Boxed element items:

____

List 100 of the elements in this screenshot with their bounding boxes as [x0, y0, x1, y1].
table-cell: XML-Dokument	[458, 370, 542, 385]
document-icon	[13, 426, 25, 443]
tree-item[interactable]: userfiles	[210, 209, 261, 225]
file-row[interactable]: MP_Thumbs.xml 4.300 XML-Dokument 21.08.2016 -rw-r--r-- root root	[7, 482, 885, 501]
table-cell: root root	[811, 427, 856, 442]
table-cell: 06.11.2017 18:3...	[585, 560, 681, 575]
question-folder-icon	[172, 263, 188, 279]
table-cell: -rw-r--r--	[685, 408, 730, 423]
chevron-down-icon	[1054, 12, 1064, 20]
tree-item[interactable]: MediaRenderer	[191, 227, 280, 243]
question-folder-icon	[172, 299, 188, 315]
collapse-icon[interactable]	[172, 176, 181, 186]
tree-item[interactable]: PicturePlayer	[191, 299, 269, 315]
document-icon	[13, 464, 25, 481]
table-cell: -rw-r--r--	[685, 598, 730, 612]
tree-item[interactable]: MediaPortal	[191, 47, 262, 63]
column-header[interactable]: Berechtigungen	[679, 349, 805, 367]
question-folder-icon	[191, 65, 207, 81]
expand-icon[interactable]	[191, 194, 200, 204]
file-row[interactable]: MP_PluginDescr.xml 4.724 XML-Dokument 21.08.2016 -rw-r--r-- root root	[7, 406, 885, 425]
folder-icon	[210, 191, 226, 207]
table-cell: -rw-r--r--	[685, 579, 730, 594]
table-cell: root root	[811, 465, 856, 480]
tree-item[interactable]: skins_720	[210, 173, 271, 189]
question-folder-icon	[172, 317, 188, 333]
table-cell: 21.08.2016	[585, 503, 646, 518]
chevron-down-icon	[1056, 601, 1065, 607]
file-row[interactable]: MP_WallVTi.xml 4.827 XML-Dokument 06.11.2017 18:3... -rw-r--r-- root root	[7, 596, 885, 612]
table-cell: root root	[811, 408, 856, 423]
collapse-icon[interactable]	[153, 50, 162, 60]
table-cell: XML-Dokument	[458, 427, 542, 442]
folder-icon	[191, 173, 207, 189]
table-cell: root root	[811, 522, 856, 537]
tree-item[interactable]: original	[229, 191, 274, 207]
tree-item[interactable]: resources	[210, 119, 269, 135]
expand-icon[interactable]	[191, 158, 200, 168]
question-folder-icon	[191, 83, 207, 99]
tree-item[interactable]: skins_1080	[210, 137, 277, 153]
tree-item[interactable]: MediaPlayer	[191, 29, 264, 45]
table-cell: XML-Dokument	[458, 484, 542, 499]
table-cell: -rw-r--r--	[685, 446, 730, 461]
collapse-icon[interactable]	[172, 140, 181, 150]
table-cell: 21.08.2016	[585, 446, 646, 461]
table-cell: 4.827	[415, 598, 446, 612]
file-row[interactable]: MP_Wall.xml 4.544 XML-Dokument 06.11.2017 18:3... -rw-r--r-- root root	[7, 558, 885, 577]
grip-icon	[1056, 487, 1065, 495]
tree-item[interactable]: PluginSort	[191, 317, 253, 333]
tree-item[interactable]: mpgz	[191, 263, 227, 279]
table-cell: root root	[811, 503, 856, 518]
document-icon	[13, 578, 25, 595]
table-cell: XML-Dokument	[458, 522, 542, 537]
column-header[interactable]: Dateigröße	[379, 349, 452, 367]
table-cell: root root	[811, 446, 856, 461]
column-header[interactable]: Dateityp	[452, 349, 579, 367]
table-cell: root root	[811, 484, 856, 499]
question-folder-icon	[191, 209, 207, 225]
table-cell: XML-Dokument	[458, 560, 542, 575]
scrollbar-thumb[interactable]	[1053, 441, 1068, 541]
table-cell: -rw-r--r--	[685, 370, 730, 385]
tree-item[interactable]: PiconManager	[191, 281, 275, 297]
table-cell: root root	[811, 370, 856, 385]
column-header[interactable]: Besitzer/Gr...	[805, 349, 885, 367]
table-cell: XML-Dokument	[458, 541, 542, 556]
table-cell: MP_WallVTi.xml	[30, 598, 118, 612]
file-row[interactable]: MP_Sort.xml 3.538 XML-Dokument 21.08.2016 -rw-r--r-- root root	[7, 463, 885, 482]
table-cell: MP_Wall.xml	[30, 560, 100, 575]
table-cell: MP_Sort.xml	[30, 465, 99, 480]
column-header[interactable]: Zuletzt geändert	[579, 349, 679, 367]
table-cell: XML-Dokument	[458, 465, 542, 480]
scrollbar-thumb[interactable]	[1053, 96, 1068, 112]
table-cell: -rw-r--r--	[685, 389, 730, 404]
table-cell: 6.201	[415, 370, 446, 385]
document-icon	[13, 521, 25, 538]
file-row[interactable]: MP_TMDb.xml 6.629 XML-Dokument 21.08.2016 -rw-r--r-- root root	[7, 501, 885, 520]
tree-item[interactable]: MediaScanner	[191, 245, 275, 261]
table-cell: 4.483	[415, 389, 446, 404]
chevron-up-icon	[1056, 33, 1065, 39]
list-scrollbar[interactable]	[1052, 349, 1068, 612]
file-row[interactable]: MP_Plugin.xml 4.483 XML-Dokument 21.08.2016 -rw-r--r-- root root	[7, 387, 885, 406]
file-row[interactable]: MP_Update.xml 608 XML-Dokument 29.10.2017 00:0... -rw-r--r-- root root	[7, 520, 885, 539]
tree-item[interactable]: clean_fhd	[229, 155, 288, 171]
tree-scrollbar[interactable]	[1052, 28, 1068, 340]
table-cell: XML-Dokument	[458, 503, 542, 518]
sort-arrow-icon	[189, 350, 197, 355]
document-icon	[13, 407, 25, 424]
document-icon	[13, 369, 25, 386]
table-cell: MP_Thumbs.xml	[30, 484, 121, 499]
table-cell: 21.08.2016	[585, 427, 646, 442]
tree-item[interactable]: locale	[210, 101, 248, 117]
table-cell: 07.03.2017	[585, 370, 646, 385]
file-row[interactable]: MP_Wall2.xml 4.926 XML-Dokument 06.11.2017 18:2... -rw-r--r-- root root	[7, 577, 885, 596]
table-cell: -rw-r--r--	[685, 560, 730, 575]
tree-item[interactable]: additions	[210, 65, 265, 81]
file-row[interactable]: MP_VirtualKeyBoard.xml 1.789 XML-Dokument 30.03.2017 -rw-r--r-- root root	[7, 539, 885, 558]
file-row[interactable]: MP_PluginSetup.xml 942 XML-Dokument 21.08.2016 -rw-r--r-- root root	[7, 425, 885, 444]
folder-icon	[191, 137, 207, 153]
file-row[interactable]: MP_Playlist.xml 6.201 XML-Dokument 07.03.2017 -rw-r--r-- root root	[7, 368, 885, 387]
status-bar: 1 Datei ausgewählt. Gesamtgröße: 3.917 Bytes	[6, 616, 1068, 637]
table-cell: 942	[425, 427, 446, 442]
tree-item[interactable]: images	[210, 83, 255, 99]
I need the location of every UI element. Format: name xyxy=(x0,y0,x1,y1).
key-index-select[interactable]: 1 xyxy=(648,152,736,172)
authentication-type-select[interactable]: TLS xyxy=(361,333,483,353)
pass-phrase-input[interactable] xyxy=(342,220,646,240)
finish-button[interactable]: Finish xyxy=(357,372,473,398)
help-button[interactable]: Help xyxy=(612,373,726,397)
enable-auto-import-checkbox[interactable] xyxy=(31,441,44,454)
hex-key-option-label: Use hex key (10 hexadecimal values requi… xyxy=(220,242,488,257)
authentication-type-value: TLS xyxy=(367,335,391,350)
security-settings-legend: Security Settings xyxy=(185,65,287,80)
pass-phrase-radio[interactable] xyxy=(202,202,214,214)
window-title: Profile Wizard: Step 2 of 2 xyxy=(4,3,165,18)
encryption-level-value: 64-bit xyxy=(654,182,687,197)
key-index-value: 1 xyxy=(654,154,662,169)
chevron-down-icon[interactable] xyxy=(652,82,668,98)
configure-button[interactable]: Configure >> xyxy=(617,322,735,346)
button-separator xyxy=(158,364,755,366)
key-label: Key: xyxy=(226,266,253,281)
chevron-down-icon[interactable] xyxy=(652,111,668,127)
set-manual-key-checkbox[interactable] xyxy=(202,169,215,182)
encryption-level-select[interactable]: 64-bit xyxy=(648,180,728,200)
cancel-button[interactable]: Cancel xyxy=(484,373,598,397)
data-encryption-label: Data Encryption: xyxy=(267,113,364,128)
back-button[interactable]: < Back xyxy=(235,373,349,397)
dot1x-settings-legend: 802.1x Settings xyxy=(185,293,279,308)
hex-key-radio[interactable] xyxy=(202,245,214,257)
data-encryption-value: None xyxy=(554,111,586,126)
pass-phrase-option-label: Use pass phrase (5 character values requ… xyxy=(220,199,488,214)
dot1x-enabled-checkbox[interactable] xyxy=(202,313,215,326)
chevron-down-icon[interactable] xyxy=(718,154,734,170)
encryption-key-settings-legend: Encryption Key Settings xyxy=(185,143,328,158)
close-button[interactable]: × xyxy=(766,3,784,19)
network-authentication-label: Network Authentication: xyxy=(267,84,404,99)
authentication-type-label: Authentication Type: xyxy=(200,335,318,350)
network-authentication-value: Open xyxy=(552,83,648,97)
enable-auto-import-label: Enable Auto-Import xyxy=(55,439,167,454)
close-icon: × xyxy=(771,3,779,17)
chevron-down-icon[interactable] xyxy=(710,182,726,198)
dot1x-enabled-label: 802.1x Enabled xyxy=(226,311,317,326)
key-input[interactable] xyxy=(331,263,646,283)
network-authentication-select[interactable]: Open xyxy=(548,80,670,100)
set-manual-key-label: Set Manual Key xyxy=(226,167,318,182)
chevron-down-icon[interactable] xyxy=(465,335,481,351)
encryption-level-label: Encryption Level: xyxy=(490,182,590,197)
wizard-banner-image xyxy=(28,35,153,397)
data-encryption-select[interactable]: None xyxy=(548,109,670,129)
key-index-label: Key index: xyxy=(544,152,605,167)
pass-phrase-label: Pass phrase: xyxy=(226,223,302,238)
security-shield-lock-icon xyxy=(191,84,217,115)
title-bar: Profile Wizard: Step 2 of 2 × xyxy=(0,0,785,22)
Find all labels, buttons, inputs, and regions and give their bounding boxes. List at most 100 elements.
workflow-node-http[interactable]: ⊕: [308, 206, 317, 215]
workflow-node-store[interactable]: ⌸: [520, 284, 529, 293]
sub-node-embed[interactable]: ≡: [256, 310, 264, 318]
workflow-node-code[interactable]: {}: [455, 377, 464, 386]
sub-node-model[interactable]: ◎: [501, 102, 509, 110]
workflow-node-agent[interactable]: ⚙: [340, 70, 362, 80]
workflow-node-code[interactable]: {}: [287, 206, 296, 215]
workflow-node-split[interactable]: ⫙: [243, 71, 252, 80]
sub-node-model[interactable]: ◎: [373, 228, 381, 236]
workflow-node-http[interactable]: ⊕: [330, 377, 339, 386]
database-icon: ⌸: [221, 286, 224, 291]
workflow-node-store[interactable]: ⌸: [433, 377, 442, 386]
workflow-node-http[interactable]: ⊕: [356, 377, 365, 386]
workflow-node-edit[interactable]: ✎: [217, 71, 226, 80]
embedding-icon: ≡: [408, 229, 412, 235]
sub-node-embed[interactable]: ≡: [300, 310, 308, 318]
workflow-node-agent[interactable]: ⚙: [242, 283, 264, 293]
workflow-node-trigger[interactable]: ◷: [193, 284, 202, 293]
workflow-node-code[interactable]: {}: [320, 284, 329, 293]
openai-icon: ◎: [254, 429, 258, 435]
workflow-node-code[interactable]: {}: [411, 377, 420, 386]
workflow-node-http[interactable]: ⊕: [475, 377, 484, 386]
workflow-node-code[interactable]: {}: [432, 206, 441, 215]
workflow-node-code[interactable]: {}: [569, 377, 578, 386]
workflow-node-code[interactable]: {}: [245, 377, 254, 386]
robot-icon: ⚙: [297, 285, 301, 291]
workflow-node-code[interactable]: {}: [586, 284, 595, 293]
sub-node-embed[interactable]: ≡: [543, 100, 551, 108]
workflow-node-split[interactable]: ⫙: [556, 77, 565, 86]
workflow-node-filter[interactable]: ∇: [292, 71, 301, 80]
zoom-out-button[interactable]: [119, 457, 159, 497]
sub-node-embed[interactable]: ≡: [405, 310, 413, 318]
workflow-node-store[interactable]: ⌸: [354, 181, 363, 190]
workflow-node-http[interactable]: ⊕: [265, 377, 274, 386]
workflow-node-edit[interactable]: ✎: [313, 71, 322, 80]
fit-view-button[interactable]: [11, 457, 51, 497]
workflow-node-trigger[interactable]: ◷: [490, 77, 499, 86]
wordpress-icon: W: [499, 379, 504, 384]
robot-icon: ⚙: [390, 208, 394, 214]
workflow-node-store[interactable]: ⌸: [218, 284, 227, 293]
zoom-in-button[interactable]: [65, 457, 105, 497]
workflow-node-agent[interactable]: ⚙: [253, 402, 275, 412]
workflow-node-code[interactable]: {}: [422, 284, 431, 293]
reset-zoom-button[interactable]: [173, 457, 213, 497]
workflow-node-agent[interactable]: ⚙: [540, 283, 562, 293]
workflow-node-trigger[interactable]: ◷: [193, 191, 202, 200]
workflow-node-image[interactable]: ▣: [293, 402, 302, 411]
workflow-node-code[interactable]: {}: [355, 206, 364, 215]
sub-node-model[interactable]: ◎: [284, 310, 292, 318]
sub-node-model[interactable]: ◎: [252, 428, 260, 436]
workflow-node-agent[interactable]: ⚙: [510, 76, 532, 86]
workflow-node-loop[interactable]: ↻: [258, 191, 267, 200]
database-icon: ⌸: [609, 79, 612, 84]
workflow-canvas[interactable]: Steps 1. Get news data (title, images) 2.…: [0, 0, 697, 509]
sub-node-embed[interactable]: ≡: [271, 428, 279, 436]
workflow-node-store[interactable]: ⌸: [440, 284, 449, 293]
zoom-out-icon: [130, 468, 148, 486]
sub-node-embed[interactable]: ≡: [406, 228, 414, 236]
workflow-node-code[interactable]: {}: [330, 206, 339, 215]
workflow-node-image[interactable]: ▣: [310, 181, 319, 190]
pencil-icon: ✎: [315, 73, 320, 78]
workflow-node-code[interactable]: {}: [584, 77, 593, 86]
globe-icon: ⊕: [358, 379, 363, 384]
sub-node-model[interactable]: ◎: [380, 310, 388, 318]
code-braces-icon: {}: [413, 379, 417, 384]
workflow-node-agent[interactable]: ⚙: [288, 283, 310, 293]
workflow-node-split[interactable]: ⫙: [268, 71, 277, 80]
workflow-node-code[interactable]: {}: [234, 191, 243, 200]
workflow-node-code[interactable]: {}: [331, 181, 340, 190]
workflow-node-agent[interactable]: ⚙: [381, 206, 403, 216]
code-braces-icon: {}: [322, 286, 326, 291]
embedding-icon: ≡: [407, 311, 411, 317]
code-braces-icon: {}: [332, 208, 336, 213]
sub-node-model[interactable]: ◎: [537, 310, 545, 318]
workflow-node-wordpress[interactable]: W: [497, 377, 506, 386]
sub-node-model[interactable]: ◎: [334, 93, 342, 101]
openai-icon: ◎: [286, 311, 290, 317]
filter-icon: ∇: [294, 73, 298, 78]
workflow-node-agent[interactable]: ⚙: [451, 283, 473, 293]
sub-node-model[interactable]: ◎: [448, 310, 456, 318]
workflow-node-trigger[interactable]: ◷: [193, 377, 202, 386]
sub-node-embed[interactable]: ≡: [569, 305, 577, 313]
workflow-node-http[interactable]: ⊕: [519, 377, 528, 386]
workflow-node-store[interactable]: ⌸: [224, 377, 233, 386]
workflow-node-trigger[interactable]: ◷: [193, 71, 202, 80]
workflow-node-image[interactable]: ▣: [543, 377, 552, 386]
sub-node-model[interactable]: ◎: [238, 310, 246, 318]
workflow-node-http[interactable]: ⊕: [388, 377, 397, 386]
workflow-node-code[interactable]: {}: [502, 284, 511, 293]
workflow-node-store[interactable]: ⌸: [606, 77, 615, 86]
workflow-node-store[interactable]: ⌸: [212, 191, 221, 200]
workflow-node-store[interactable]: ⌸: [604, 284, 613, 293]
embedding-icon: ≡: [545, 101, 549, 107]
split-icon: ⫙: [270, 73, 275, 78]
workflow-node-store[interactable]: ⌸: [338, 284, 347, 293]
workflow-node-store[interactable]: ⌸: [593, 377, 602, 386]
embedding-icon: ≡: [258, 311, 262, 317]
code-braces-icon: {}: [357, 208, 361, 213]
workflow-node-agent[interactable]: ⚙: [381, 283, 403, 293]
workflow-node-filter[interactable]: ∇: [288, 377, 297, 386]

____

Return, unchanged, every line from the beginning of the items through the line containing "299, 188, 315]", including that line.

The output:
List 100 of the elements in this screenshot with their bounding boxes as [x0, y0, x1, y1].
table-cell: XML-Dokument	[458, 370, 542, 385]
document-icon	[13, 426, 25, 443]
tree-item[interactable]: userfiles	[210, 209, 261, 225]
file-row[interactable]: MP_Thumbs.xml 4.300 XML-Dokument 21.08.2016 -rw-r--r-- root root	[7, 482, 885, 501]
table-cell: root root	[811, 427, 856, 442]
table-cell: 06.11.2017 18:3...	[585, 560, 681, 575]
question-folder-icon	[172, 263, 188, 279]
table-cell: -rw-r--r--	[685, 408, 730, 423]
chevron-down-icon	[1054, 12, 1064, 20]
tree-item[interactable]: MediaRenderer	[191, 227, 280, 243]
question-folder-icon	[172, 299, 188, 315]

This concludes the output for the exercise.